Figure record extracts:

****************

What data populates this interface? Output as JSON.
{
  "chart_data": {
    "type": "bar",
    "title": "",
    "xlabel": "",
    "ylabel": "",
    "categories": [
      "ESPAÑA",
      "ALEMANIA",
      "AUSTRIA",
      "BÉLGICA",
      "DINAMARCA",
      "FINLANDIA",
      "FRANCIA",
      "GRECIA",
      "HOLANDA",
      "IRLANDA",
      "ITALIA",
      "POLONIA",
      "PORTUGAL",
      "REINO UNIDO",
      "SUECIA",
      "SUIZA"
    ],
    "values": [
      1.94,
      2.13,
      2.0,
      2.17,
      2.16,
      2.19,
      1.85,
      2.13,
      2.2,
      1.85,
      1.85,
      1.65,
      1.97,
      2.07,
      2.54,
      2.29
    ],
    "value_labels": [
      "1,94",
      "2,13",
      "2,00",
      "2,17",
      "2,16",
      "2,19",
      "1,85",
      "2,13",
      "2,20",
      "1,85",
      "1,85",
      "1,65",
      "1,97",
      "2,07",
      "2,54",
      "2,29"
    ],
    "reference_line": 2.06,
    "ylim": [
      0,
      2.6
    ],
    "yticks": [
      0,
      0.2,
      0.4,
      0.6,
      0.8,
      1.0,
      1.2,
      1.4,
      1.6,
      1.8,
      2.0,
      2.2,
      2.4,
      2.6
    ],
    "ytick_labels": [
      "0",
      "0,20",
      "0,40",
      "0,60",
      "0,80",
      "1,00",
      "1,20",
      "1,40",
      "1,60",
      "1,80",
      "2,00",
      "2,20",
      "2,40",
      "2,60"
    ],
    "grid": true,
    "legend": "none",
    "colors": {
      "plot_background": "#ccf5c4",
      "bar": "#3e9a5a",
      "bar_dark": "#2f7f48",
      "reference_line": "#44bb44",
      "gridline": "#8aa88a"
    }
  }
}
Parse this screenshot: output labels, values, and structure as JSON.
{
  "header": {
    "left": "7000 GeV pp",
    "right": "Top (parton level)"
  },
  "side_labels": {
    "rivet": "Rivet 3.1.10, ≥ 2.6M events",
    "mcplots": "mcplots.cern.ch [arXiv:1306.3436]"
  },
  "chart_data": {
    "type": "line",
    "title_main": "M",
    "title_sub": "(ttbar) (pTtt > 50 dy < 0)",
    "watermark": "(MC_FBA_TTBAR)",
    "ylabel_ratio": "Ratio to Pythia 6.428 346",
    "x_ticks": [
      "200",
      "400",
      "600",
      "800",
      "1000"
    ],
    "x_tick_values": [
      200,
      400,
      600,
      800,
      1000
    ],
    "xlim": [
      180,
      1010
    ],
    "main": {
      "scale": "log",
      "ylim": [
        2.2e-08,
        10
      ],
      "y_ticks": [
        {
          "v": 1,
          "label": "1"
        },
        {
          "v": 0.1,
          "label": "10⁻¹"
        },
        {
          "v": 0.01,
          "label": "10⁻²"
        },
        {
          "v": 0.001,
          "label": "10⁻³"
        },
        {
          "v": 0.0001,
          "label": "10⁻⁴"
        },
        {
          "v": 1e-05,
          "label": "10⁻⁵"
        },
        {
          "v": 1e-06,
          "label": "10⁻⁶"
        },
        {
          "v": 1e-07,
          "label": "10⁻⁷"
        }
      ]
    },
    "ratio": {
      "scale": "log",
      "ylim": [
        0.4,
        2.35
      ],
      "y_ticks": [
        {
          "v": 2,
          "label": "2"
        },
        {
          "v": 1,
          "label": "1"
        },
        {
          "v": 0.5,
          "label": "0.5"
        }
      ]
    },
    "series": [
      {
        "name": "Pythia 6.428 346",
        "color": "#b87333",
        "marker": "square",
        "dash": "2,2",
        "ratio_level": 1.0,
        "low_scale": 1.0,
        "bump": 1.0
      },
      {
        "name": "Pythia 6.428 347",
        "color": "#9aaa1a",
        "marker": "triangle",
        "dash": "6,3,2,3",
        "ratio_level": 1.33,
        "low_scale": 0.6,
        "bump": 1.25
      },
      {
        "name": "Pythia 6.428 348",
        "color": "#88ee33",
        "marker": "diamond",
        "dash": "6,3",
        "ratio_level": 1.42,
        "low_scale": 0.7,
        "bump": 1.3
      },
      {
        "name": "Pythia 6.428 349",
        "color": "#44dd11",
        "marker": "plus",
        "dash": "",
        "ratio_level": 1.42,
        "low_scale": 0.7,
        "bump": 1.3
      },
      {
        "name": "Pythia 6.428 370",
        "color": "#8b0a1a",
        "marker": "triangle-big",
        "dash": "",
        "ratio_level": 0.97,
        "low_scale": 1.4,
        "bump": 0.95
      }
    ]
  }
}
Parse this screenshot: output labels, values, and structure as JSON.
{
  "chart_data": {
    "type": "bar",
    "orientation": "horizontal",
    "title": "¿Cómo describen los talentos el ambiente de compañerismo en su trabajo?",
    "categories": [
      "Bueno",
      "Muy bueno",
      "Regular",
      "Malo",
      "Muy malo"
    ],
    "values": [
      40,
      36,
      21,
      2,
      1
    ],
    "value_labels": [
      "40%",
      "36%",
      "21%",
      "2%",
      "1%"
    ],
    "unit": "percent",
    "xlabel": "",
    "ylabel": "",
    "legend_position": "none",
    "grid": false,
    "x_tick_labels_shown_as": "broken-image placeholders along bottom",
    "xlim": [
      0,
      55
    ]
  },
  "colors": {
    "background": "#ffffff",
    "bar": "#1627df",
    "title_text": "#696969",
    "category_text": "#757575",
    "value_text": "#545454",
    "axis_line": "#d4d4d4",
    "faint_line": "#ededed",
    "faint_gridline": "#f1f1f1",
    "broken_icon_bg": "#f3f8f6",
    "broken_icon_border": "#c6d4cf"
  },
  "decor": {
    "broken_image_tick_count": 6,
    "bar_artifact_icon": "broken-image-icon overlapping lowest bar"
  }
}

****************

Give back the whole listing, word for word.

What data populates this interface? Output as JSON.
{
  "chart_data": {
    "type": "bar",
    "title": "",
    "xlabel": "",
    "ylabel": "",
    "categories": [
      "ESPAÑA",
      "ALEMANIA",
      "AUSTRIA",
      "BÉLGICA",
      "DINAMARCA",
      "FINLANDIA",
      "FRANCIA",
      "GRECIA",
      "HOLANDA",
      "IRLANDA",
      "ITALIA",
      "POLONIA",
      "PORTUGAL",
      "REINO UNIDO",
      "SUECIA",
      "SUIZA"
    ],
    "values": [
      1.94,
      2.13,
      2.0,
      2.17,
      2.16,
      2.19,
      1.85,
      2.13,
      2.2,
      1.85,
      1.85,
      1.65,
      1.97,
      2.07,
      2.54,
      2.29
    ],
    "value_labels": [
      "1,94",
      "2,13",
      "2,00",
      "2,17",
      "2,16",
      "2,19",
      "1,85",
      "2,13",
      "2,20",
      "1,85",
      "1,85",
      "1,65",
      "1,97",
      "2,07",
      "2,54",
      "2,29"
    ],
    "reference_line": 2.06,
    "ylim": [
      0,
      2.6
    ],
    "yticks": [
      0,
      0.2,
      0.4,
      0.6,
      0.8,
      1.0,
      1.2,
      1.4,
      1.6,
      1.8,
      2.0,
      2.2,
      2.4,
      2.6
    ],
    "ytick_labels": [
      "0",
      "0,20",
      "0,40",
      "0,60",
      "0,80",
      "1,00",
      "1,20",
      "1,40",
      "1,60",
      "1,80",
      "2,00",
      "2,20",
      "2,40",
      "2,60"
    ],
    "grid": true,
    "legend": "none",
    "colors": {
      "plot_background": "#ccf5c4",
      "bar": "#3e9a5a",
      "bar_dark": "#2f7f48",
      "reference_line": "#44bb44",
      "gridline": "#8aa88a"
    }
  }
}
Parse this screenshot: output labels, values, and structure as JSON.
{
  "header": {
    "left": "7000 GeV pp",
    "right": "Top (parton level)"
  },
  "side_labels": {
    "rivet": "Rivet 3.1.10, ≥ 2.6M events",
    "mcplots": "mcplots.cern.ch [arXiv:1306.3436]"
  },
  "chart_data": {
    "type": "line",
    "title_main": "M",
    "title_sub": "(ttbar) (pTtt > 50 dy < 0)",
    "watermark": "(MC_FBA_TTBAR)",
    "ylabel_ratio": "Ratio to Pythia 6.428 346",
    "x_ticks": [
      "200",
      "400",
      "600",
      "800",
      "1000"
    ],
    "x_tick_values": [
      200,
      400,
      600,
      800,
      1000
    ],
    "xlim": [
      180,
      1010
    ],
    "main": {
      "scale": "log",
      "ylim": [
        2.2e-08,
        10
      ],
      "y_ticks": [
        {
          "v": 1,
          "label": "1"
        },
        {
          "v": 0.1,
          "label": "10⁻¹"
        },
        {
          "v": 0.01,
          "label": "10⁻²"
        },
        {
          "v": 0.001,
          "label": "10⁻³"
        },
        {
          "v": 0.0001,
          "label": "10⁻⁴"
        },
        {
          "v": 1e-05,
          "label": "10⁻⁵"
        },
        {
          "v": 1e-06,
          "label": "10⁻⁶"
        },
        {
          "v": 1e-07,
          "label": "10⁻⁷"
        }
      ]
    },
    "ratio": {
      "scale": "log",
      "ylim": [
        0.4,
        2.35
      ],
      "y_ticks": [
        {
          "v": 2,
          "label": "2"
        },
        {
          "v": 1,
          "label": "1"
        },
        {
          "v": 0.5,
          "label": "0.5"
        }
      ]
    },
    "series": [
      {
        "name": "Pythia 6.428 346",
        "color": "#b87333",
        "marker": "square",
        "dash": "2,2",
        "ratio_level": 1.0,
        "low_scale": 1.0,
        "bump": 1.0
      },
      {
        "name": "Pythia 6.428 347",
        "color": "#9aaa1a",
        "marker": "triangle",
        "dash": "6,3,2,3",
        "ratio_level": 1.33,
        "low_scale": 0.6,
        "bump": 1.25
      },
      {
        "name": "Pythia 6.428 348",
        "color": "#88ee33",
        "marker": "diamond",
        "dash": "6,3",
        "ratio_level": 1.42,
        "low_scale": 0.7,
        "bump": 1.3
      },
      {
        "name": "Pythia 6.428 349",
        "color": "#44dd11",
        "marker": "plus",
        "dash": "",
        "ratio_level": 1.42,
        "low_scale": 0.7,
        "bump": 1.3
      },
      {
        "name": "Pythia 6.428 370",
        "color": "#8b0a1a",
        "marker": "triangle-big",
        "dash": "",
        "ratio_level": 0.97,
        "low_scale": 1.4,
        "bump": 0.95
      }
    ]
  }
}
Parse this screenshot: output labels, values, and structure as JSON.
{
  "chart_data": {
    "type": "bar",
    "orientation": "horizontal",
    "title": "¿Cómo describen los talentos el ambiente de compañerismo en su trabajo?",
    "categories": [
      "Bueno",
      "Muy bueno",
      "Regular",
      "Malo",
      "Muy malo"
    ],
    "values": [
      40,
      36,
      21,
      2,
      1
    ],
    "value_labels": [
      "40%",
      "36%",
      "21%",
      "2%",
      "1%"
    ],
    "unit": "percent",
    "xlabel": "",
    "ylabel": "",
    "legend_position": "none",
    "grid": false,
    "x_tick_labels_shown_as": "broken-image placeholders along bottom",
    "xlim": [
      0,
      55
    ]
  },
  "colors": {
    "background": "#ffffff",
    "bar": "#1627df",
    "title_text": "#696969",
    "category_text": "#757575",
    "value_text": "#545454",
    "axis_line": "#d4d4d4",
    "faint_line": "#ededed",
    "faint_gridline": "#f1f1f1",
    "broken_icon_bg": "#f3f8f6",
    "broken_icon_border": "#c6d4cf"
  },
  "decor": {
    "broken_image_tick_count": 6,
    "bar_artifact_icon": "broken-image-icon overlapping lowest bar"
  }
}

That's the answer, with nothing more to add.